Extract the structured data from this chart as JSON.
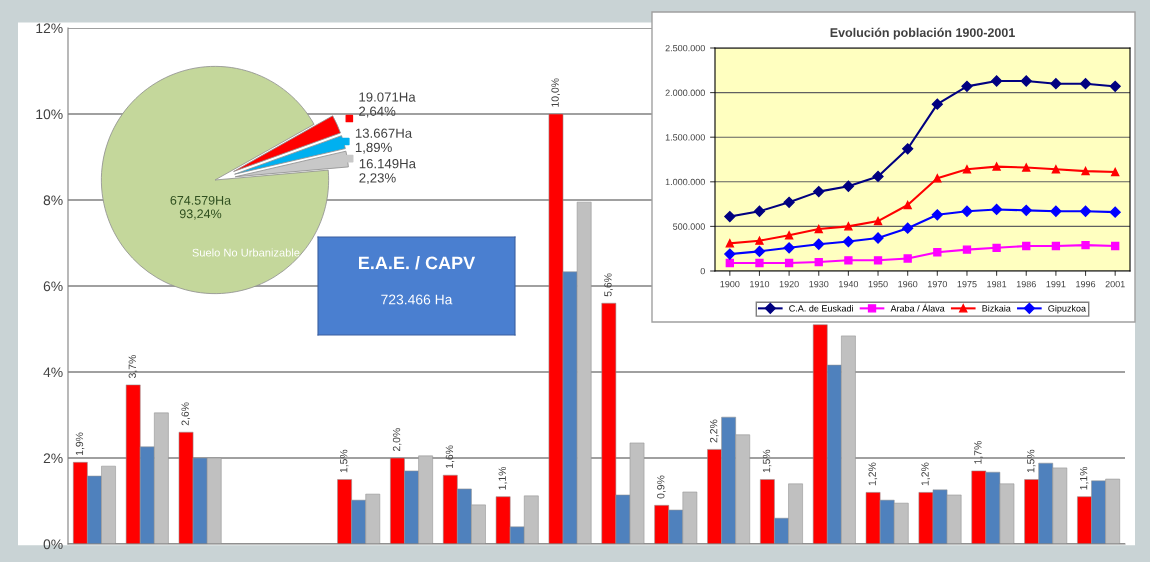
{
  "chart_data": [
    {
      "type": "bar",
      "categories": [
        null,
        null,
        null,
        null,
        null,
        null,
        null,
        null,
        null,
        null,
        null,
        null,
        null,
        null,
        null,
        null,
        null,
        null,
        null,
        null
      ],
      "series": [
        {
          "color": "#ff0000",
          "values": [
            1.9,
            3.7,
            2.6,
            null,
            null,
            1.5,
            2.0,
            1.6,
            1.1,
            10.0,
            5.6,
            0.9,
            2.2,
            1.5,
            5.1,
            1.2,
            1.2,
            1.7,
            1.5,
            1.1
          ],
          "value_labels": [
            "1,9%",
            "3,7%",
            "2,6%",
            null,
            null,
            "1,5%",
            "2,0%",
            "1,6%",
            "1,1%",
            "10,0%",
            "5,6%",
            "0,9%",
            "2,2%",
            "1,5%",
            null,
            "1,2%",
            "1,2%",
            "1,7%",
            "1,5%",
            "1,1%"
          ]
        },
        {
          "color": "#4f81bd",
          "values": [
            1.58,
            2.26,
            2.0,
            null,
            null,
            1.02,
            1.7,
            1.28,
            0.4,
            6.33,
            1.14,
            0.79,
            2.95,
            0.6,
            4.16,
            1.02,
            1.26,
            1.67,
            1.88,
            1.47
          ]
        },
        {
          "color": "#c0c0c0",
          "values": [
            1.81,
            3.05,
            2.0,
            null,
            null,
            1.16,
            2.05,
            0.91,
            1.12,
            7.95,
            2.35,
            1.21,
            2.54,
            1.4,
            4.84,
            0.95,
            1.14,
            1.4,
            1.77,
            1.51
          ]
        }
      ],
      "ylim": [
        0,
        12
      ],
      "yticks": [
        {
          "value": 0,
          "label": "0%"
        },
        {
          "value": 2,
          "label": "2%"
        },
        {
          "value": 4,
          "label": "4%"
        },
        {
          "value": 6,
          "label": "6%"
        },
        {
          "value": 8,
          "label": "8%"
        },
        {
          "value": 10,
          "label": "10%"
        },
        {
          "value": 12,
          "label": "12%"
        }
      ],
      "grid": "y"
    },
    {
      "type": "pie",
      "categories": [
        null,
        null,
        null,
        "Suelo No Urbanizable"
      ],
      "values": [
        2.23,
        1.89,
        2.64,
        93.24
      ],
      "colors": [
        "#c8c8c8",
        "#00b0f0",
        "#ff0000",
        "#c4d79b"
      ],
      "value_labels": [
        "16.149Ha\n2,23%",
        "13.667Ha\n1,89%",
        "19.071Ha\n2,64%",
        "674.579Ha\n93,24%"
      ]
    },
    {
      "type": "other",
      "title": "E.A.E. / CAPV",
      "annotations": [
        "723.466 Ha"
      ]
    },
    {
      "type": "line",
      "title": "Evolución población 1900-2001",
      "categories": [
        "1900",
        "1910",
        "1920",
        "1930",
        "1940",
        "1950",
        "1960",
        "1970",
        "1975",
        "1981",
        "1986",
        "1991",
        "1996",
        "2001"
      ],
      "series": [
        {
          "name": "C.A. de Euskadi",
          "color": "#000080",
          "marker": "diamond",
          "values": [
            610000,
            670000,
            770000,
            890000,
            950000,
            1060000,
            1370000,
            1870000,
            2070000,
            2130000,
            2130000,
            2100000,
            2100000,
            2070000
          ]
        },
        {
          "name": "Araba / Álava",
          "color": "#ff00ff",
          "marker": "square",
          "values": [
            90000,
            90000,
            90000,
            100000,
            120000,
            120000,
            140000,
            210000,
            240000,
            260000,
            280000,
            280000,
            290000,
            280000
          ]
        },
        {
          "name": "Bizkaia",
          "color": "#ff0000",
          "marker": "triangle",
          "values": [
            310000,
            340000,
            400000,
            470000,
            500000,
            560000,
            740000,
            1040000,
            1140000,
            1170000,
            1160000,
            1140000,
            1120000,
            1110000
          ]
        },
        {
          "name": "Gipuzkoa",
          "color": "#0000ff",
          "marker": "diamond",
          "values": [
            190000,
            220000,
            260000,
            300000,
            330000,
            370000,
            480000,
            630000,
            670000,
            690000,
            680000,
            670000,
            670000,
            660000
          ]
        }
      ],
      "ylim": [
        0,
        2500000
      ],
      "yticks": [
        0,
        {
          "value": 500000,
          "label": "500.000"
        },
        {
          "value": 1000000,
          "label": "1.000.000"
        },
        {
          "value": 1500000,
          "label": "1.500.000"
        },
        {
          "value": 2000000,
          "label": "2.000.000"
        },
        {
          "value": 2500000,
          "label": "2.500.000"
        }
      ],
      "grid": "y",
      "legend": "bottom"
    }
  ]
}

• EXERCISE BRIEF: Write out the whole listing again, exactly, with no pictures.

• COMPLETE RESPONSE:
Extract the structured data from this chart as JSON.
{
  "chart_data": [
    {
      "type": "bar",
      "categories": [
        null,
        null,
        null,
        null,
        null,
        null,
        null,
        null,
        null,
        null,
        null,
        null,
        null,
        null,
        null,
        null,
        null,
        null,
        null,
        null
      ],
      "series": [
        {
          "color": "#ff0000",
          "values": [
            1.9,
            3.7,
            2.6,
            null,
            null,
            1.5,
            2.0,
            1.6,
            1.1,
            10.0,
            5.6,
            0.9,
            2.2,
            1.5,
            5.1,
            1.2,
            1.2,
            1.7,
            1.5,
            1.1
          ],
          "value_labels": [
            "1,9%",
            "3,7%",
            "2,6%",
            null,
            null,
            "1,5%",
            "2,0%",
            "1,6%",
            "1,1%",
            "10,0%",
            "5,6%",
            "0,9%",
            "2,2%",
            "1,5%",
            null,
            "1,2%",
            "1,2%",
            "1,7%",
            "1,5%",
            "1,1%"
          ]
        },
        {
          "color": "#4f81bd",
          "values": [
            1.58,
            2.26,
            2.0,
            null,
            null,
            1.02,
            1.7,
            1.28,
            0.4,
            6.33,
            1.14,
            0.79,
            2.95,
            0.6,
            4.16,
            1.02,
            1.26,
            1.67,
            1.88,
            1.47
          ]
        },
        {
          "color": "#c0c0c0",
          "values": [
            1.81,
            3.05,
            2.0,
            null,
            null,
            1.16,
            2.05,
            0.91,
            1.12,
            7.95,
            2.35,
            1.21,
            2.54,
            1.4,
            4.84,
            0.95,
            1.14,
            1.4,
            1.77,
            1.51
          ]
        }
      ],
      "ylim": [
        0,
        12
      ],
      "yticks": [
        {
          "value": 0,
          "label": "0%"
        },
        {
          "value": 2,
          "label": "2%"
        },
        {
          "value": 4,
          "label": "4%"
        },
        {
          "value": 6,
          "label": "6%"
        },
        {
          "value": 8,
          "label": "8%"
        },
        {
          "value": 10,
          "label": "10%"
        },
        {
          "value": 12,
          "label": "12%"
        }
      ],
      "grid": "y"
    },
    {
      "type": "pie",
      "categories": [
        null,
        null,
        null,
        "Suelo No Urbanizable"
      ],
      "values": [
        2.23,
        1.89,
        2.64,
        93.24
      ],
      "colors": [
        "#c8c8c8",
        "#00b0f0",
        "#ff0000",
        "#c4d79b"
      ],
      "value_labels": [
        "16.149Ha\n2,23%",
        "13.667Ha\n1,89%",
        "19.071Ha\n2,64%",
        "674.579Ha\n93,24%"
      ]
    },
    {
      "type": "other",
      "title": "E.A.E. / CAPV",
      "annotations": [
        "723.466 Ha"
      ]
    },
    {
      "type": "line",
      "title": "Evolución población 1900-2001",
      "categories": [
        "1900",
        "1910",
        "1920",
        "1930",
        "1940",
        "1950",
        "1960",
        "1970",
        "1975",
        "1981",
        "1986",
        "1991",
        "1996",
        "2001"
      ],
      "series": [
        {
          "name": "C.A. de Euskadi",
          "color": "#000080",
          "marker": "diamond",
          "values": [
            610000,
            670000,
            770000,
            890000,
            950000,
            1060000,
            1370000,
            1870000,
            2070000,
            2130000,
            2130000,
            2100000,
            2100000,
            2070000
          ]
        },
        {
          "name": "Araba / Álava",
          "color": "#ff00ff",
          "marker": "square",
          "values": [
            90000,
            90000,
            90000,
            100000,
            120000,
            120000,
            140000,
            210000,
            240000,
            260000,
            280000,
            280000,
            290000,
            280000
          ]
        },
        {
          "name": "Bizkaia",
          "color": "#ff0000",
          "marker": "triangle",
          "values": [
            310000,
            340000,
            400000,
            470000,
            500000,
            560000,
            740000,
            1040000,
            1140000,
            1170000,
            1160000,
            1140000,
            1120000,
            1110000
          ]
        },
        {
          "name": "Gipuzkoa",
          "color": "#0000ff",
          "marker": "diamond",
          "values": [
            190000,
            220000,
            260000,
            300000,
            330000,
            370000,
            480000,
            630000,
            670000,
            690000,
            680000,
            670000,
            670000,
            660000
          ]
        }
      ],
      "ylim": [
        0,
        2500000
      ],
      "yticks": [
        0,
        {
          "value": 500000,
          "label": "500.000"
        },
        {
          "value": 1000000,
          "label": "1.000.000"
        },
        {
          "value": 1500000,
          "label": "1.500.000"
        },
        {
          "value": 2000000,
          "label": "2.000.000"
        },
        {
          "value": 2500000,
          "label": "2.500.000"
        }
      ],
      "grid": "y",
      "legend": "bottom"
    }
  ]
}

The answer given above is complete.